Exercise. Find each line containing the string "vous" and return it.

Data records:
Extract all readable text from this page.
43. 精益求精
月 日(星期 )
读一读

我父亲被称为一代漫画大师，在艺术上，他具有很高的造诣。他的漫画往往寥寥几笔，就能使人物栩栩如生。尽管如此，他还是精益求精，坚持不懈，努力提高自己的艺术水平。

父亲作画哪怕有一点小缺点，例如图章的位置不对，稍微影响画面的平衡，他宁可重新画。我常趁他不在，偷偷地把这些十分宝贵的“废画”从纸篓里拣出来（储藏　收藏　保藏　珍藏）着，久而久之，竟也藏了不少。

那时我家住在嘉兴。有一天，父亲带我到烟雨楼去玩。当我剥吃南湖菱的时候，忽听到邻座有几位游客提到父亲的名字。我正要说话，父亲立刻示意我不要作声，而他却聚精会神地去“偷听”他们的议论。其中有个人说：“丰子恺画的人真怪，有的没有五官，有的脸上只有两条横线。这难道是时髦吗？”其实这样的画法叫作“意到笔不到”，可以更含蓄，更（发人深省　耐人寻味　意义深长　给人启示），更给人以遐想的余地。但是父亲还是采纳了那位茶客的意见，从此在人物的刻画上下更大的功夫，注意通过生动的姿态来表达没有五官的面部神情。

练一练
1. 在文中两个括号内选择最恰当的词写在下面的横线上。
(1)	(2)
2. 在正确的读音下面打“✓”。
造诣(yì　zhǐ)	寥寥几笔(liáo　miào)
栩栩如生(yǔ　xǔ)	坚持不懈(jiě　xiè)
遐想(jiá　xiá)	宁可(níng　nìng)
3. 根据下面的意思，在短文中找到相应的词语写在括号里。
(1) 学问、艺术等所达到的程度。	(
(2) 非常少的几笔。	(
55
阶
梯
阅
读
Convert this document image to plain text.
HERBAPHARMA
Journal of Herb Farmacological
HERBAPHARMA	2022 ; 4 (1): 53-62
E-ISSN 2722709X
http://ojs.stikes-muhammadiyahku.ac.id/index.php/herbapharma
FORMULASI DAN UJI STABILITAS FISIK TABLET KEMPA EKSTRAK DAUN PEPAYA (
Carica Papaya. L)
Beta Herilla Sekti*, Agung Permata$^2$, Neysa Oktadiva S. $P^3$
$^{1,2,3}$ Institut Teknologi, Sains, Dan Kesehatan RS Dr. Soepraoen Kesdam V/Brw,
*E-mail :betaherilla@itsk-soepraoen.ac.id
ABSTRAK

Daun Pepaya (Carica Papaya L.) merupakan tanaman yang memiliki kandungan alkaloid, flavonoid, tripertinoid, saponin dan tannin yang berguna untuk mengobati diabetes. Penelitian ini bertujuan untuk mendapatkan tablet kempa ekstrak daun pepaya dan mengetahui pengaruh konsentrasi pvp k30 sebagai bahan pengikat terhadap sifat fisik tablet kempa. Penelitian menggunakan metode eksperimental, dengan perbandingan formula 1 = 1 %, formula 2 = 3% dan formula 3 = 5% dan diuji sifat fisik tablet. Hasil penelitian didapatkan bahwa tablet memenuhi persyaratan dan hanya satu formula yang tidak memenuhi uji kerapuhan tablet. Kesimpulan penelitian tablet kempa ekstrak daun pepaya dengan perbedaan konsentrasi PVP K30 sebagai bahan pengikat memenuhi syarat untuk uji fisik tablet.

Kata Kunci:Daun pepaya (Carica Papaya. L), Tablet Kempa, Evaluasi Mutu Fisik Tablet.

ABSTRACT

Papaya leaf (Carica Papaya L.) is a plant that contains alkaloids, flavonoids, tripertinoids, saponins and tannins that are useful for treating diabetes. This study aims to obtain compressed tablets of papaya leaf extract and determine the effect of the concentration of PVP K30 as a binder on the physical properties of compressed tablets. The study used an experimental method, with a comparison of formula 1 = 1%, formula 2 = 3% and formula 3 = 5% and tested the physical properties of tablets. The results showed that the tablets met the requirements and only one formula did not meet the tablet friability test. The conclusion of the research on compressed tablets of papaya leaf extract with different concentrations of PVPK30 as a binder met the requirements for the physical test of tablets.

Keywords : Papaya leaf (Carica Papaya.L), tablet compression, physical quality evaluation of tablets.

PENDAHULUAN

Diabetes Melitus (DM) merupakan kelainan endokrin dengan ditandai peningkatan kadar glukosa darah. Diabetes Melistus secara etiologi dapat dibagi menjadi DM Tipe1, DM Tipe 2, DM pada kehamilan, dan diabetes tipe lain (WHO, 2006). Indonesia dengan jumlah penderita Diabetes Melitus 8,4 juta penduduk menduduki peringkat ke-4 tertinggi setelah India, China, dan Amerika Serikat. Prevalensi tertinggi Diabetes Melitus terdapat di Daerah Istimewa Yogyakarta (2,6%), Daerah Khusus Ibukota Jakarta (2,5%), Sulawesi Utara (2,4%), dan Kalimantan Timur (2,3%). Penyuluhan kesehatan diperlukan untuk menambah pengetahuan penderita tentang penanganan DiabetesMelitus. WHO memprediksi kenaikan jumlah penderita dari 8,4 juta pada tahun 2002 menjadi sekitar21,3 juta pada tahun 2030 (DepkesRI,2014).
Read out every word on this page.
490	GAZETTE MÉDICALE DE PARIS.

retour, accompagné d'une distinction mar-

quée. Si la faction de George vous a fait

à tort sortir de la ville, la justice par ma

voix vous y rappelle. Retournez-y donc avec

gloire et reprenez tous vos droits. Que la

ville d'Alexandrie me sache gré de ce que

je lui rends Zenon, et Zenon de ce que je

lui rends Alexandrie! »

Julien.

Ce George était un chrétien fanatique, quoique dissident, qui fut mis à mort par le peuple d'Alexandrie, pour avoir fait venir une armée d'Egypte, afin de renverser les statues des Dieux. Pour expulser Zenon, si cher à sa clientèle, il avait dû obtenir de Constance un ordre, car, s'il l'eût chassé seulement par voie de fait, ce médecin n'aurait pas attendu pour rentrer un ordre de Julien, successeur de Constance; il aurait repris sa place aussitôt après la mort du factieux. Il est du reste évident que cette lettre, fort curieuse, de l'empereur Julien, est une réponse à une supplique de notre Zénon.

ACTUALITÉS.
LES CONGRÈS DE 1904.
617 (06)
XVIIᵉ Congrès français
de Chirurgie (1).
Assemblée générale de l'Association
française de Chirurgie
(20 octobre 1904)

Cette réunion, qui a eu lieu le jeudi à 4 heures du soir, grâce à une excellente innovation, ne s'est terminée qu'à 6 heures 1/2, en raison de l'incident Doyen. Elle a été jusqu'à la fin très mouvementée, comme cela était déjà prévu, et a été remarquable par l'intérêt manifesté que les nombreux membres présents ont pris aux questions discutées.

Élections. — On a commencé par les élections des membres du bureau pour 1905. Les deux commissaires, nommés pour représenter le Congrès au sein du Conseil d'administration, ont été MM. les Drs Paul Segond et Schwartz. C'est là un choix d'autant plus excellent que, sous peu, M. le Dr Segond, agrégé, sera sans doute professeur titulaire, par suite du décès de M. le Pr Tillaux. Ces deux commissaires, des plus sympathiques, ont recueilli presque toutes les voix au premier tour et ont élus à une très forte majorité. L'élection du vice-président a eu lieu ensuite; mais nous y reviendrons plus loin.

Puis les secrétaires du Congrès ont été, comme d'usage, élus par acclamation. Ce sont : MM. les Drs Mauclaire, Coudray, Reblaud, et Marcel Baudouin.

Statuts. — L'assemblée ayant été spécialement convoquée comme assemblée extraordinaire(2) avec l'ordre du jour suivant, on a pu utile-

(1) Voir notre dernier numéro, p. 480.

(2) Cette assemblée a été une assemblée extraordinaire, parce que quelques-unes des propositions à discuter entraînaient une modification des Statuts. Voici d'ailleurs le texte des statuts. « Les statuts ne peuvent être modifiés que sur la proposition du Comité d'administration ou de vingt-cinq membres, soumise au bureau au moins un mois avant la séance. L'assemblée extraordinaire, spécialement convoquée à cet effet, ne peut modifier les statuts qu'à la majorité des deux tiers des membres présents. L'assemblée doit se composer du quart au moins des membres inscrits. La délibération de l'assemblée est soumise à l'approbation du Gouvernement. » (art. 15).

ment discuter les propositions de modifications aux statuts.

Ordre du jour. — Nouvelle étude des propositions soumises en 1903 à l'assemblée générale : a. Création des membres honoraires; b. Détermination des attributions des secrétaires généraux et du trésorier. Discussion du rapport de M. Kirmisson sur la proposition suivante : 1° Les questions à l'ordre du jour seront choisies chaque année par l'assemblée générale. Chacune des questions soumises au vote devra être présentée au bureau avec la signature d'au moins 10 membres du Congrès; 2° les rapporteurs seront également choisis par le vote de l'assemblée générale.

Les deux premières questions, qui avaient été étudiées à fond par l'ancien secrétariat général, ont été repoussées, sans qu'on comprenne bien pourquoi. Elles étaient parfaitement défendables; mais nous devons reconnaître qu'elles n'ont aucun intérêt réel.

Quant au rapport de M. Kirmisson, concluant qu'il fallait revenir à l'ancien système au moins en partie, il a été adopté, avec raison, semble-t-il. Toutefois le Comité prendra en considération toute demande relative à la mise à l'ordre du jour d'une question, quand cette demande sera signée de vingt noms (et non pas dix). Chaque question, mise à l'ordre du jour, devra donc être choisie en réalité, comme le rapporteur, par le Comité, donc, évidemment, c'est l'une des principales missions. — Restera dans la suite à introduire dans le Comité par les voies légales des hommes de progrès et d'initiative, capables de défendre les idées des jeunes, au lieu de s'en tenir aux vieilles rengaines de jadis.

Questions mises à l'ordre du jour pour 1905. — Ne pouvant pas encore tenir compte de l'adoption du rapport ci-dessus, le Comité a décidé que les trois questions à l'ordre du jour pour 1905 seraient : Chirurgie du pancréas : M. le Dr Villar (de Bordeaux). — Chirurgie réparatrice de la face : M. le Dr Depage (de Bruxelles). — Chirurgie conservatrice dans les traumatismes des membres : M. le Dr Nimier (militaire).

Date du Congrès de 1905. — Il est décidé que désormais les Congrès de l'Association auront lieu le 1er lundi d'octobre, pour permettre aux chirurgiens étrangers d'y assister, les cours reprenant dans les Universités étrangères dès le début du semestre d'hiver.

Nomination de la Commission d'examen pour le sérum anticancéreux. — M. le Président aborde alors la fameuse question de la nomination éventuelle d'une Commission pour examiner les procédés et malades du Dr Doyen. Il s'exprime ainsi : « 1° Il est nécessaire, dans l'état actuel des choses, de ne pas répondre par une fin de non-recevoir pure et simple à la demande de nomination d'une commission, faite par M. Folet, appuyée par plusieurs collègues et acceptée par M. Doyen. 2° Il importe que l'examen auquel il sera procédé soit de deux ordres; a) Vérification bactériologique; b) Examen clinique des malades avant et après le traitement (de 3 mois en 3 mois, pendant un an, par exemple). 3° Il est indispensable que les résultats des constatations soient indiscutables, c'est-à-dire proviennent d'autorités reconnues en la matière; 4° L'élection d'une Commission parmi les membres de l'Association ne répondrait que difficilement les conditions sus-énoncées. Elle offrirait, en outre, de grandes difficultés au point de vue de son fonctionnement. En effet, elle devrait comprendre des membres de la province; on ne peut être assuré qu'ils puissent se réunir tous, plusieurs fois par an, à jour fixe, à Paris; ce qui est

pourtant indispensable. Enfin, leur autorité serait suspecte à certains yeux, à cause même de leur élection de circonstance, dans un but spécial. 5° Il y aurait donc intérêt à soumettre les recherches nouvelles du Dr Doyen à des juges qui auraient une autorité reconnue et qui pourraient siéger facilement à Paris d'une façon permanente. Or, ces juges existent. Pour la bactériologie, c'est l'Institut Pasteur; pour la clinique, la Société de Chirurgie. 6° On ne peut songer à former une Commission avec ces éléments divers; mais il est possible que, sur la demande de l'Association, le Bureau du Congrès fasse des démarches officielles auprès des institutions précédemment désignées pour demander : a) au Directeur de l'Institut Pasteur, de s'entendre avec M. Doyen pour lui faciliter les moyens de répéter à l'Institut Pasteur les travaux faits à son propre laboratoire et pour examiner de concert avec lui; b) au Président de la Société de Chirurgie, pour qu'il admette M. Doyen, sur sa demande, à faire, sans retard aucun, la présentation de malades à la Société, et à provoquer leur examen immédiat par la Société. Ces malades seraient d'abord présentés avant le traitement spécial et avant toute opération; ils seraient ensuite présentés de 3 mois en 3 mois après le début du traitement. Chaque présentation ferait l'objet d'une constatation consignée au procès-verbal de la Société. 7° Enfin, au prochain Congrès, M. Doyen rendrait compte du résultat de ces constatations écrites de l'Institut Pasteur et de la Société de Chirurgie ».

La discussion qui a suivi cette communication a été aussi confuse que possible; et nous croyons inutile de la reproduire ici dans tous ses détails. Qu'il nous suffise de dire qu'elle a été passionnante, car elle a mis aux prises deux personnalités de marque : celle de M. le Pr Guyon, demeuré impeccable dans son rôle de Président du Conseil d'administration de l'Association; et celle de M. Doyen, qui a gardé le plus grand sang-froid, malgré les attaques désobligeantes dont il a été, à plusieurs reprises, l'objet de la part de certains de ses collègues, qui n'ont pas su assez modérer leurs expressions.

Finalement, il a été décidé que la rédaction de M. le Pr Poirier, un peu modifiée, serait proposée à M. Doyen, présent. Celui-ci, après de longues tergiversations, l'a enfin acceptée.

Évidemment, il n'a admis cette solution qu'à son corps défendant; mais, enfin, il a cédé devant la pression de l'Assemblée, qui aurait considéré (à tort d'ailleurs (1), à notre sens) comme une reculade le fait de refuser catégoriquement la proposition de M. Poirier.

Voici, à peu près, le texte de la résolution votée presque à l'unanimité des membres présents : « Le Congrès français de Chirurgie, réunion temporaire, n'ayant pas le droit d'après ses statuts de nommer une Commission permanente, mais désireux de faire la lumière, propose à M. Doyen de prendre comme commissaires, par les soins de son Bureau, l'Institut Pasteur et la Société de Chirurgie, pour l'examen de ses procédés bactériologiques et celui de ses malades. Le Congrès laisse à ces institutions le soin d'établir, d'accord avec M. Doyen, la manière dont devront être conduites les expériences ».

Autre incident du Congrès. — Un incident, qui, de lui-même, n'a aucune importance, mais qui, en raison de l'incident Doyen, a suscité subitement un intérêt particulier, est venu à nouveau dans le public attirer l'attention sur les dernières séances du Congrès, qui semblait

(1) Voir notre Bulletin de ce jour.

Response.
quée. Si la faction de George vous a fait
voix vous y rappelle. Retournez-y donc avec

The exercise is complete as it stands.